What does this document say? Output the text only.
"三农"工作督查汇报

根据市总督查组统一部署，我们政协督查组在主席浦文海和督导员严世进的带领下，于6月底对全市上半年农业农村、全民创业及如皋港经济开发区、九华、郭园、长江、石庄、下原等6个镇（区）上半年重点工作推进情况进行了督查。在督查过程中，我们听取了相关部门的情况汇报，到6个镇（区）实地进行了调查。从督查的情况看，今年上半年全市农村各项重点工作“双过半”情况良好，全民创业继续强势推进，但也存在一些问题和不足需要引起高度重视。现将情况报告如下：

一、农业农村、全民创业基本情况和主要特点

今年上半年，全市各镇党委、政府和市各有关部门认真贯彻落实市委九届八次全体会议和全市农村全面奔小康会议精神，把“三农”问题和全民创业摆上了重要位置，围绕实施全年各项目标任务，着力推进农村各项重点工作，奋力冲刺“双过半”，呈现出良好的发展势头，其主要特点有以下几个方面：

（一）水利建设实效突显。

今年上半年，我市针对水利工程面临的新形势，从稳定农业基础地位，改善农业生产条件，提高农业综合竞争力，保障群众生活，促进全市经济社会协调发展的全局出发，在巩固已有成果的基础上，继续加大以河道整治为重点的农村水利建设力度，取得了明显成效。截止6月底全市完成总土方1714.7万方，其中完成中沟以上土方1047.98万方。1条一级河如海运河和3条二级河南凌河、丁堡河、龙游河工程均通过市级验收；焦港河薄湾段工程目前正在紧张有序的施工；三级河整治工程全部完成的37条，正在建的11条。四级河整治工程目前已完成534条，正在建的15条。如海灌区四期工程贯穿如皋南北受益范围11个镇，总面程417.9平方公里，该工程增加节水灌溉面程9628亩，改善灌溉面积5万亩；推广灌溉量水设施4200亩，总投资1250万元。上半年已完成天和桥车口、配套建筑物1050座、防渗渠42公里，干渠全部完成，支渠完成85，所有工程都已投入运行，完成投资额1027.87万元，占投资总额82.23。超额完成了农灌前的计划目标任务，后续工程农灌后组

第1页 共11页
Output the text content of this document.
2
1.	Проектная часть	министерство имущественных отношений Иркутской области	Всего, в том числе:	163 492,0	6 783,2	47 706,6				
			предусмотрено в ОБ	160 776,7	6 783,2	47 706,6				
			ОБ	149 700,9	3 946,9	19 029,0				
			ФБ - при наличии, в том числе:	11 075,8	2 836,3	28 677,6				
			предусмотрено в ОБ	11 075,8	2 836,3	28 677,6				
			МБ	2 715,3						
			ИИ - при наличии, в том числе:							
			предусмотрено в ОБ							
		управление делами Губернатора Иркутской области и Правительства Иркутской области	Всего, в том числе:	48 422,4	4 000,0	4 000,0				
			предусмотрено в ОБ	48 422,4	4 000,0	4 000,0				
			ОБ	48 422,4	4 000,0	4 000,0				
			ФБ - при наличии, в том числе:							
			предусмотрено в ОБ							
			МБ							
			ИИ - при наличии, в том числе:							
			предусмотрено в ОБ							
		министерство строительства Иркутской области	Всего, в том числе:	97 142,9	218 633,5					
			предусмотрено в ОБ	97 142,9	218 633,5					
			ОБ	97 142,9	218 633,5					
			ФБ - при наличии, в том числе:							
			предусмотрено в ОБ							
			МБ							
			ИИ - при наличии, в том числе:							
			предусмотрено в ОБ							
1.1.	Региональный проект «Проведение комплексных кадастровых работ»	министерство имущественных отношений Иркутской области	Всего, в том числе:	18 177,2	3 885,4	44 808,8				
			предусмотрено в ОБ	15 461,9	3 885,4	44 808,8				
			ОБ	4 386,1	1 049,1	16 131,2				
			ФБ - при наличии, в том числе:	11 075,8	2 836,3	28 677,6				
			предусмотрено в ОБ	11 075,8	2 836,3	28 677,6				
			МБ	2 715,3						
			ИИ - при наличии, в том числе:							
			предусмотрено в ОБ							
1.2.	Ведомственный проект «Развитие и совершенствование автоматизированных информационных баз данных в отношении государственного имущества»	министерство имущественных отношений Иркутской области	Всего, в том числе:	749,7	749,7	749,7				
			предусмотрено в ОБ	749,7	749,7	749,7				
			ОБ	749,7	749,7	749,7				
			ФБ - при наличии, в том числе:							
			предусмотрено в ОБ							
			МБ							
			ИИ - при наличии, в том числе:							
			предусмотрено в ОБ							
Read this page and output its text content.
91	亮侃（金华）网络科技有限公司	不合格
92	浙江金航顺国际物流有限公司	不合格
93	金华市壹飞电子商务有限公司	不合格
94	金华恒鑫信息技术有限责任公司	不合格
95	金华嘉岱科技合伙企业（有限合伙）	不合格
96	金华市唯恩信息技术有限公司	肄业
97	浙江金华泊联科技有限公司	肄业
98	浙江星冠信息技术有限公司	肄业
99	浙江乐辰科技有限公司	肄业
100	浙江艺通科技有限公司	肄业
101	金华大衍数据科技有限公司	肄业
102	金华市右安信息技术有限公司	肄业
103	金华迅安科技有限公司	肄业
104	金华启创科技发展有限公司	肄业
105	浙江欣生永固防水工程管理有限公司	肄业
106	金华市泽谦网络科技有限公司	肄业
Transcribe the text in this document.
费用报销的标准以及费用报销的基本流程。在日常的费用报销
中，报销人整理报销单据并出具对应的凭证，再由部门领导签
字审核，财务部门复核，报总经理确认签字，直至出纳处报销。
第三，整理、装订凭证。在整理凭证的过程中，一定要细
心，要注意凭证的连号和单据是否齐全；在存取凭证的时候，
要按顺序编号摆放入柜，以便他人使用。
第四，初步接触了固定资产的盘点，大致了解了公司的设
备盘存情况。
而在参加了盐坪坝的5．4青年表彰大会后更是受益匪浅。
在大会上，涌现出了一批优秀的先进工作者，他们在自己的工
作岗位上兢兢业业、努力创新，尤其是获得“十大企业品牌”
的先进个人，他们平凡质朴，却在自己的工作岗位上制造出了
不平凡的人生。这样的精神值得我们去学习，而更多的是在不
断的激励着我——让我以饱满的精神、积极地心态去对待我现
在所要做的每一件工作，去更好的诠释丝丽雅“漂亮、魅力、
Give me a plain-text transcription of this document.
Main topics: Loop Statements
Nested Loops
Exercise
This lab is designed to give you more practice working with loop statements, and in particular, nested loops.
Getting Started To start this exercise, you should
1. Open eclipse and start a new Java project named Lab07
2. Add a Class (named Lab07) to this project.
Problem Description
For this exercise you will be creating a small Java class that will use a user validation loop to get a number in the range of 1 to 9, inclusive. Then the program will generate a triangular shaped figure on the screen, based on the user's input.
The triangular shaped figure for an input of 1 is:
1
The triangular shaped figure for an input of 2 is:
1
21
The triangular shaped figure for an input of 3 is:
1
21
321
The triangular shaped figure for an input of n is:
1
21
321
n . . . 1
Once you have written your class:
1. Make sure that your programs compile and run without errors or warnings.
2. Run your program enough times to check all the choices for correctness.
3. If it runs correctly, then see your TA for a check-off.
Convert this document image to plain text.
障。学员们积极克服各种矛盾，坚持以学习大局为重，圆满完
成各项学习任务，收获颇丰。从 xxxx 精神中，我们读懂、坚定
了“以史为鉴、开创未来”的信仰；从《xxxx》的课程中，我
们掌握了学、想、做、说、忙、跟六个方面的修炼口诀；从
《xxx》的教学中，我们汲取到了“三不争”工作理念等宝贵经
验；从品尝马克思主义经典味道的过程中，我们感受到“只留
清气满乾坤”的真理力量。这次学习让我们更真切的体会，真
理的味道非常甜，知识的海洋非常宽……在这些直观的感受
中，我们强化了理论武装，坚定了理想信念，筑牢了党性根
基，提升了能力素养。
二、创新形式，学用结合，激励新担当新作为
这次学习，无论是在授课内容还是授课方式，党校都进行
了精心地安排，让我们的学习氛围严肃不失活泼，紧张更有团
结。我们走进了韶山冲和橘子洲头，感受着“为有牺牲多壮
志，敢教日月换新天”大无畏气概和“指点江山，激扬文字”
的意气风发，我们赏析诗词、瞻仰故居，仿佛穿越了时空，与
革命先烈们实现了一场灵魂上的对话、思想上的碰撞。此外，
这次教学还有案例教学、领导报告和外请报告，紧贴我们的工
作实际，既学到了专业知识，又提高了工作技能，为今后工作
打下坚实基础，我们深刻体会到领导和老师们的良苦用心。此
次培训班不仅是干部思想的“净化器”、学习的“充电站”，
------------------------------------
**Written exercise:** Write the lines out verbatim, from the one with "Convert this document image to plain text." through the last line of the entries, and stop there.

**Task answer:**
Convert this document image to plain text.
障。学员们积极克服各种矛盾，坚持以学习大局为重，圆满完
成各项学习任务，收获颇丰。从 xxxx 精神中，我们读懂、坚定
了“以史为鉴、开创未来”的信仰；从《xxxx》的课程中，我
们掌握了学、想、做、说、忙、跟六个方面的修炼口诀；从
《xxx》的教学中，我们汲取到了“三不争”工作理念等宝贵经
验；从品尝马克思主义经典味道的过程中，我们感受到“只留
清气满乾坤”的真理力量。这次学习让我们更真切的体会，真
理的味道非常甜，知识的海洋非常宽……在这些直观的感受
中，我们强化了理论武装，坚定了理想信念，筑牢了党性根
基，提升了能力素养。
二、创新形式，学用结合，激励新担当新作为
这次学习，无论是在授课内容还是授课方式，党校都进行
了精心地安排，让我们的学习氛围严肃不失活泼，紧张更有团
结。我们走进了韶山冲和橘子洲头，感受着“为有牺牲多壮
志，敢教日月换新天”大无畏气概和“指点江山，激扬文字”
的意气风发，我们赏析诗词、瞻仰故居，仿佛穿越了时空，与
革命先烈们实现了一场灵魂上的对话、思想上的碰撞。此外，
这次教学还有案例教学、领导报告和外请报告，紧贴我们的工
作实际，既学到了专业知识，又提高了工作技能，为今后工作
打下坚实基础，我们深刻体会到领导和老师们的良苦用心。此
次培训班不仅是干部思想的“净化器”、学习的“充电站”，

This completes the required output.